EXERCISE TASK: Print all of the data exactly.

INFORMATION PROVIDED:
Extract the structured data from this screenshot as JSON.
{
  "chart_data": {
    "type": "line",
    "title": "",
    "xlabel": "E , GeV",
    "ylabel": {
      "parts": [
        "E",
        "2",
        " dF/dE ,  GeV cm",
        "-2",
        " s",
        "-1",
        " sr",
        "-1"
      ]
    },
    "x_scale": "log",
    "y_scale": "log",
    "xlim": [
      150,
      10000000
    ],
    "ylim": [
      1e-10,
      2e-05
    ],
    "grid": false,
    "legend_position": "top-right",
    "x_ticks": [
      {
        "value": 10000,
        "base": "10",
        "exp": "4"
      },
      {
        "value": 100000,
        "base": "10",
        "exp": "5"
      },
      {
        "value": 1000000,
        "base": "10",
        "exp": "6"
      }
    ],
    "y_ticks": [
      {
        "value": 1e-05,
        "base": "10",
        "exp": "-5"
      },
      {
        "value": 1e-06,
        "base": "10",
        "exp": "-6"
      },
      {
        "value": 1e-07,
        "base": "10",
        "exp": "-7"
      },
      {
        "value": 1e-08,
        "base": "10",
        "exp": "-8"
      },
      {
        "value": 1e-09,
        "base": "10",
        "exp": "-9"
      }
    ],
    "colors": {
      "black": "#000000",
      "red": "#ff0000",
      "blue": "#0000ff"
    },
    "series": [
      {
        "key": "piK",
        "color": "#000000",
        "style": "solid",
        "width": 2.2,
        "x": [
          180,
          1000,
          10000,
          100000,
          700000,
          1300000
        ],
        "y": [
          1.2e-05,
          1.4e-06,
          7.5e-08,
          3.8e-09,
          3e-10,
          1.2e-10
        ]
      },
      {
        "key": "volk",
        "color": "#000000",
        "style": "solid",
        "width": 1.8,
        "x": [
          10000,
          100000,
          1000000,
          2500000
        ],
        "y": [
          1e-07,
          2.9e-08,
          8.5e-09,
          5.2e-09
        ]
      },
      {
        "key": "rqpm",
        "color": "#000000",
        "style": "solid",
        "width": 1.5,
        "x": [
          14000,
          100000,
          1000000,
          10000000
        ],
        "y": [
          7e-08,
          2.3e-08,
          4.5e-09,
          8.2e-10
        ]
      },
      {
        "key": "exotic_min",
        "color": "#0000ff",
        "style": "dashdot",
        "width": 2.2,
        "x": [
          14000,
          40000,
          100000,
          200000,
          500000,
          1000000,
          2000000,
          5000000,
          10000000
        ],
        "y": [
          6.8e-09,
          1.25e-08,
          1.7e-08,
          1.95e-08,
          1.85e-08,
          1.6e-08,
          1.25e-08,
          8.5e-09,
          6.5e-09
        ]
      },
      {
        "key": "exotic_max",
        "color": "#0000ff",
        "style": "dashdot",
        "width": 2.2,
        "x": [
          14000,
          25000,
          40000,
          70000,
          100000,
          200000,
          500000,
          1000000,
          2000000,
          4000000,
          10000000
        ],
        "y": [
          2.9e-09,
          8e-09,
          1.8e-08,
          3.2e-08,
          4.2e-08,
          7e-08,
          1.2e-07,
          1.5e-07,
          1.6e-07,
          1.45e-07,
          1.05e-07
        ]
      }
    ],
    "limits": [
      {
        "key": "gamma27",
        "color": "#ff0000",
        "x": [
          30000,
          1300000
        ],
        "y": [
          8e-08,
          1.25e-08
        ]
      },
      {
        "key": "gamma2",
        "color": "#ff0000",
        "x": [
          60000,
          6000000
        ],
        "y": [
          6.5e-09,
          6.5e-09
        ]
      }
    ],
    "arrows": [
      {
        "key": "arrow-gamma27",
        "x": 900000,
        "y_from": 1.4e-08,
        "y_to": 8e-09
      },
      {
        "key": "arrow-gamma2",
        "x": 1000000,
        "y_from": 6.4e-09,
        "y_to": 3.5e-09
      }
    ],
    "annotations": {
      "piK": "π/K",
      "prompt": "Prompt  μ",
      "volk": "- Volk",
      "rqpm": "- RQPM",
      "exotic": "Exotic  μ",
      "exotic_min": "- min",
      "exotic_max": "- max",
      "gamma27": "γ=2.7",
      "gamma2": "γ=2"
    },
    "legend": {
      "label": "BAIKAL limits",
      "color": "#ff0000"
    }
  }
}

RESPONSE TO THIS TASK:
Extract the structured data from this screenshot as JSON.
{
  "chart_data": {
    "type": "line",
    "title": "",
    "xlabel": "E , GeV",
    "ylabel": {
      "parts": [
        "E",
        "2",
        " dF/dE ,  GeV cm",
        "-2",
        " s",
        "-1",
        " sr",
        "-1"
      ]
    },
    "x_scale": "log",
    "y_scale": "log",
    "xlim": [
      150,
      10000000
    ],
    "ylim": [
      1e-10,
      2e-05
    ],
    "grid": false,
    "legend_position": "top-right",
    "x_ticks": [
      {
        "value": 10000,
        "base": "10",
        "exp": "4"
      },
      {
        "value": 100000,
        "base": "10",
        "exp": "5"
      },
      {
        "value": 1000000,
        "base": "10",
        "exp": "6"
      }
    ],
    "y_ticks": [
      {
        "value": 1e-05,
        "base": "10",
        "exp": "-5"
      },
      {
        "value": 1e-06,
        "base": "10",
        "exp": "-6"
      },
      {
        "value": 1e-07,
        "base": "10",
        "exp": "-7"
      },
      {
        "value": 1e-08,
        "base": "10",
        "exp": "-8"
      },
      {
        "value": 1e-09,
        "base": "10",
        "exp": "-9"
      }
    ],
    "colors": {
      "black": "#000000",
      "red": "#ff0000",
      "blue": "#0000ff"
    },
    "series": [
      {
        "key": "piK",
        "color": "#000000",
        "style": "solid",
        "width": 2.2,
        "x": [
          180,
          1000,
          10000,
          100000,
          700000,
          1300000
        ],
        "y": [
          1.2e-05,
          1.4e-06,
          7.5e-08,
          3.8e-09,
          3e-10,
          1.2e-10
        ]
      },
      {
        "key": "volk",
        "color": "#000000",
        "style": "solid",
        "width": 1.8,
        "x": [
          10000,
          100000,
          1000000,
          2500000
        ],
        "y": [
          1e-07,
          2.9e-08,
          8.5e-09,
          5.2e-09
        ]
      },
      {
        "key": "rqpm",
        "color": "#000000",
        "style": "solid",
        "width": 1.5,
        "x": [
          14000,
          100000,
          1000000,
          10000000
        ],
        "y": [
          7e-08,
          2.3e-08,
          4.5e-09,
          8.2e-10
        ]
      },
      {
        "key": "exotic_min",
        "color": "#0000ff",
        "style": "dashdot",
        "width": 2.2,
        "x": [
          14000,
          40000,
          100000,
          200000,
          500000,
          1000000,
          2000000,
          5000000,
          10000000
        ],
        "y": [
          6.8e-09,
          1.25e-08,
          1.7e-08,
          1.95e-08,
          1.85e-08,
          1.6e-08,
          1.25e-08,
          8.5e-09,
          6.5e-09
        ]
      },
      {
        "key": "exotic_max",
        "color": "#0000ff",
        "style": "dashdot",
        "width": 2.2,
        "x": [
          14000,
          25000,
          40000,
          70000,
          100000,
          200000,
          500000,
          1000000,
          2000000,
          4000000,
          10000000
        ],
        "y": [
          2.9e-09,
          8e-09,
          1.8e-08,
          3.2e-08,
          4.2e-08,
          7e-08,
          1.2e-07,
          1.5e-07,
          1.6e-07,
          1.45e-07,
          1.05e-07
        ]
      }
    ],
    "limits": [
      {
        "key": "gamma27",
        "color": "#ff0000",
        "x": [
          30000,
          1300000
        ],
        "y": [
          8e-08,
          1.25e-08
        ]
      },
      {
        "key": "gamma2",
        "color": "#ff0000",
        "x": [
          60000,
          6000000
        ],
        "y": [
          6.5e-09,
          6.5e-09
        ]
      }
    ],
    "arrows": [
      {
        "key": "arrow-gamma27",
        "x": 900000,
        "y_from": 1.4e-08,
        "y_to": 8e-09
      },
      {
        "key": "arrow-gamma2",
        "x": 1000000,
        "y_from": 6.4e-09,
        "y_to": 3.5e-09
      }
    ],
    "annotations": {
      "piK": "π/K",
      "prompt": "Prompt  μ",
      "volk": "- Volk",
      "rqpm": "- RQPM",
      "exotic": "Exotic  μ",
      "exotic_min": "- min",
      "exotic_max": "- max",
      "gamma27": "γ=2.7",
      "gamma2": "γ=2"
    },
    "legend": {
      "label": "BAIKAL limits",
      "color": "#ff0000"
    }
  }
}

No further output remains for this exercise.